> TASK INSTRUCTIONS:
Give all the lines below again, exactly, with no pictures.

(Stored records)
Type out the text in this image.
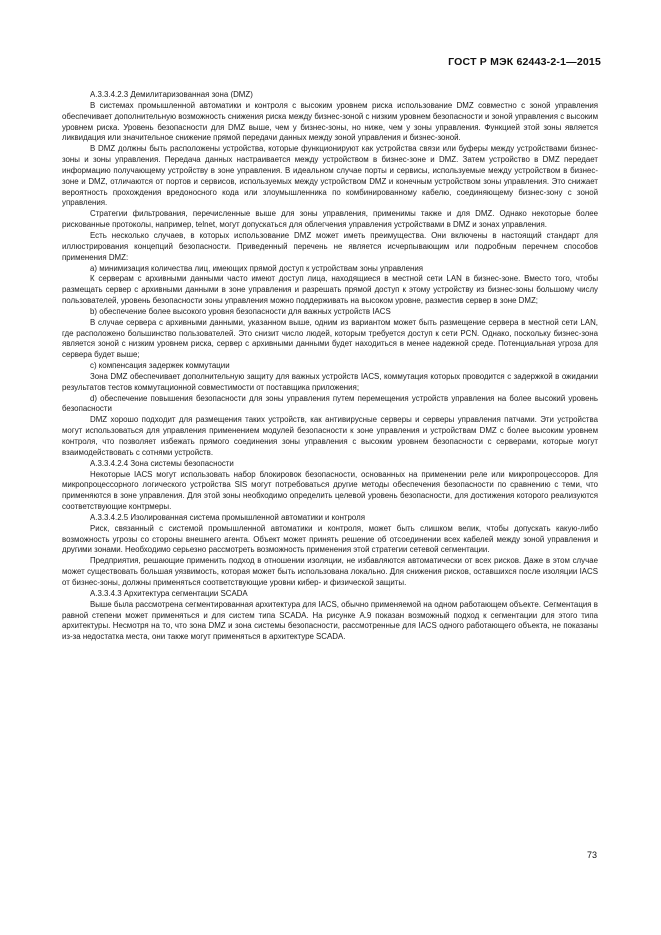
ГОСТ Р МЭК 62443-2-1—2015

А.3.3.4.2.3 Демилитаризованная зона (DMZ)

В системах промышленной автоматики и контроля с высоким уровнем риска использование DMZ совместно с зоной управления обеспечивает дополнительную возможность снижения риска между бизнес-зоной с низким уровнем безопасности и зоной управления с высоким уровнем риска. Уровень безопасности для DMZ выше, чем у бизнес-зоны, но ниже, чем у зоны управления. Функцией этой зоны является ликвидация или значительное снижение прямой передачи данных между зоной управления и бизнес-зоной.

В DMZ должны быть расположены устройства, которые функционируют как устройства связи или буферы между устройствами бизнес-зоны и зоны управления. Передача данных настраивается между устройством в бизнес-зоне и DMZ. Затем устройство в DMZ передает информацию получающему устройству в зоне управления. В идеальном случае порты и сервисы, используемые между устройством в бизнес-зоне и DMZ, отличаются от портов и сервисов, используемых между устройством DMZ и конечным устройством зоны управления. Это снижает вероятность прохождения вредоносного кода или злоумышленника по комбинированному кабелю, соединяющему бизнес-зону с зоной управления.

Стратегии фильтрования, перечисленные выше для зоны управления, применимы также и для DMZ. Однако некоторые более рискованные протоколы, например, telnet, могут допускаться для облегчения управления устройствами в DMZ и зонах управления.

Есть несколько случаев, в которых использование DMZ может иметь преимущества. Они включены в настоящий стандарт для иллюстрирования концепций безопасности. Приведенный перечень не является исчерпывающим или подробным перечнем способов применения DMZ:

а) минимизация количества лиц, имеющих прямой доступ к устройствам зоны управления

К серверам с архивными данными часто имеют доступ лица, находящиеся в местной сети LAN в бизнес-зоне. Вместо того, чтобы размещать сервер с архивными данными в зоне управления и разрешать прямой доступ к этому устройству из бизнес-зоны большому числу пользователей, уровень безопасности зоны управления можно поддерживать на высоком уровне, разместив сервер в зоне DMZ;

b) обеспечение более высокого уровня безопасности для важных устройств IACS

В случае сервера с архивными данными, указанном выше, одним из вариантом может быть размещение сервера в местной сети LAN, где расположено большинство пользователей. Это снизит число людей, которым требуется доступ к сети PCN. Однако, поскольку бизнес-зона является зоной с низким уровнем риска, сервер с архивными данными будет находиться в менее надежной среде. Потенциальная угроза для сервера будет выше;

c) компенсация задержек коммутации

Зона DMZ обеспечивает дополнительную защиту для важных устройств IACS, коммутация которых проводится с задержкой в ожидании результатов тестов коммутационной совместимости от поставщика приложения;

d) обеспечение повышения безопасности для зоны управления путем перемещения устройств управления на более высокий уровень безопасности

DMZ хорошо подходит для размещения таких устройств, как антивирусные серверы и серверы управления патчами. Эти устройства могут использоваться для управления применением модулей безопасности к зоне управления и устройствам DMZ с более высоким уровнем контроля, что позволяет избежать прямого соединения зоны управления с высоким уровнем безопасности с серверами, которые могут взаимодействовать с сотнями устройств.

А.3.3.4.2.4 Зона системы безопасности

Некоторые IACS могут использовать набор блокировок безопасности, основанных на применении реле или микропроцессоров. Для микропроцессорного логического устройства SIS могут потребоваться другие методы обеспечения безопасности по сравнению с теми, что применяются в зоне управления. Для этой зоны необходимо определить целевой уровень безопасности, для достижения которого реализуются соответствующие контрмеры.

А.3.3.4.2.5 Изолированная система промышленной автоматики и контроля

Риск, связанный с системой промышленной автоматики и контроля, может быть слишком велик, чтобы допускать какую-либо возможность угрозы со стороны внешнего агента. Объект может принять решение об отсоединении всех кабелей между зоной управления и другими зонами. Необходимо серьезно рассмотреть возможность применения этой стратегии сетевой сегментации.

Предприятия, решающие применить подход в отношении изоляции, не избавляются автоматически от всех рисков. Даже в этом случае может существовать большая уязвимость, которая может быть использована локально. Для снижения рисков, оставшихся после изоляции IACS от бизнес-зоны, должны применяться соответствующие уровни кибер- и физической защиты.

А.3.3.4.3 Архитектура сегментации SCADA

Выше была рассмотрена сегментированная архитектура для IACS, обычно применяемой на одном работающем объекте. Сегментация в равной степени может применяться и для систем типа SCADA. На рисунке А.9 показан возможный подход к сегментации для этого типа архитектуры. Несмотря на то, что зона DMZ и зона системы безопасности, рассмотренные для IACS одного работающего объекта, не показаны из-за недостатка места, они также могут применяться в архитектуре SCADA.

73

> FULL SOLUTION:
Type out the text in this image.
ГОСТ Р МЭК 62443-2-1—2015

А.3.3.4.2.3 Демилитаризованная зона (DMZ)

В системах промышленной автоматики и контроля с высоким уровнем риска использование DMZ совместно с зоной управления обеспечивает дополнительную возможность снижения риска между бизнес-зоной с низким уровнем безопасности и зоной управления с высоким уровнем риска. Уровень безопасности для DMZ выше, чем у бизнес-зоны, но ниже, чем у зоны управления. Функцией этой зоны является ликвидация или значительное снижение прямой передачи данных между зоной управления и бизнес-зоной.

В DMZ должны быть расположены устройства, которые функционируют как устройства связи или буферы между устройствами бизнес-зоны и зоны управления. Передача данных настраивается между устройством в бизнес-зоне и DMZ. Затем устройство в DMZ передает информацию получающему устройству в зоне управления. В идеальном случае порты и сервисы, используемые между устройством в бизнес-зоне и DMZ, отличаются от портов и сервисов, используемых между устройством DMZ и конечным устройством зоны управления. Это снижает вероятность прохождения вредоносного кода или злоумышленника по комбинированному кабелю, соединяющему бизнес-зону с зоной управления.

Стратегии фильтрования, перечисленные выше для зоны управления, применимы также и для DMZ. Однако некоторые более рискованные протоколы, например, telnet, могут допускаться для облегчения управления устройствами в DMZ и зонах управления.

Есть несколько случаев, в которых использование DMZ может иметь преимущества. Они включены в настоящий стандарт для иллюстрирования концепций безопасности. Приведенный перечень не является исчерпывающим или подробным перечнем способов применения DMZ:

а) минимизация количества лиц, имеющих прямой доступ к устройствам зоны управления

К серверам с архивными данными часто имеют доступ лица, находящиеся в местной сети LAN в бизнес-зоне. Вместо того, чтобы размещать сервер с архивными данными в зоне управления и разрешать прямой доступ к этому устройству из бизнес-зоны большому числу пользователей, уровень безопасности зоны управления можно поддерживать на высоком уровне, разместив сервер в зоне DMZ;

b) обеспечение более высокого уровня безопасности для важных устройств IACS

В случае сервера с архивными данными, указанном выше, одним из вариантом может быть размещение сервера в местной сети LAN, где расположено большинство пользователей. Это снизит число людей, которым требуется доступ к сети PCN. Однако, поскольку бизнес-зона является зоной с низким уровнем риска, сервер с архивными данными будет находиться в менее надежной среде. Потенциальная угроза для сервера будет выше;

c) компенсация задержек коммутации

Зона DMZ обеспечивает дополнительную защиту для важных устройств IACS, коммутация которых проводится с задержкой в ожидании результатов тестов коммутационной совместимости от поставщика приложения;

d) обеспечение повышения безопасности для зоны управления путем перемещения устройств управления на более высокий уровень безопасности

DMZ хорошо подходит для размещения таких устройств, как антивирусные серверы и серверы управления патчами. Эти устройства могут использоваться для управления применением модулей безопасности к зоне управления и устройствам DMZ с более высоким уровнем контроля, что позволяет избежать прямого соединения зоны управления с высоким уровнем безопасности с серверами, которые могут взаимодействовать с сотнями устройств.

А.3.3.4.2.4 Зона системы безопасности

Некоторые IACS могут использовать набор блокировок безопасности, основанных на применении реле или микропроцессоров. Для микропроцессорного логического устройства SIS могут потребоваться другие методы обеспечения безопасности по сравнению с теми, что применяются в зоне управления. Для этой зоны необходимо определить целевой уровень безопасности, для достижения которого реализуются соответствующие контрмеры.

А.3.3.4.2.5 Изолированная система промышленной автоматики и контроля

Риск, связанный с системой промышленной автоматики и контроля, может быть слишком велик, чтобы допускать какую-либо возможность угрозы со стороны внешнего агента. Объект может принять решение об отсоединении всех кабелей между зоной управления и другими зонами. Необходимо серьезно рассмотреть возможность применения этой стратегии сетевой сегментации.

Предприятия, решающие применить подход в отношении изоляции, не избавляются автоматически от всех рисков. Даже в этом случае может существовать большая уязвимость, которая может быть использована локально. Для снижения рисков, оставшихся после изоляции IACS от бизнес-зоны, должны применяться соответствующие уровни кибер- и физической защиты.

А.3.3.4.3 Архитектура сегментации SCADA

Выше была рассмотрена сегментированная архитектура для IACS, обычно применяемой на одном работающем объекте. Сегментация в равной степени может применяться и для систем типа SCADA. На рисунке А.9 показан возможный подход к сегментации для этого типа архитектуры. Несмотря на то, что зона DMZ и зона системы безопасности, рассмотренные для IACS одного работающего объекта, не показаны из-за недостатка места, они также могут применяться в архитектуре SCADA.

73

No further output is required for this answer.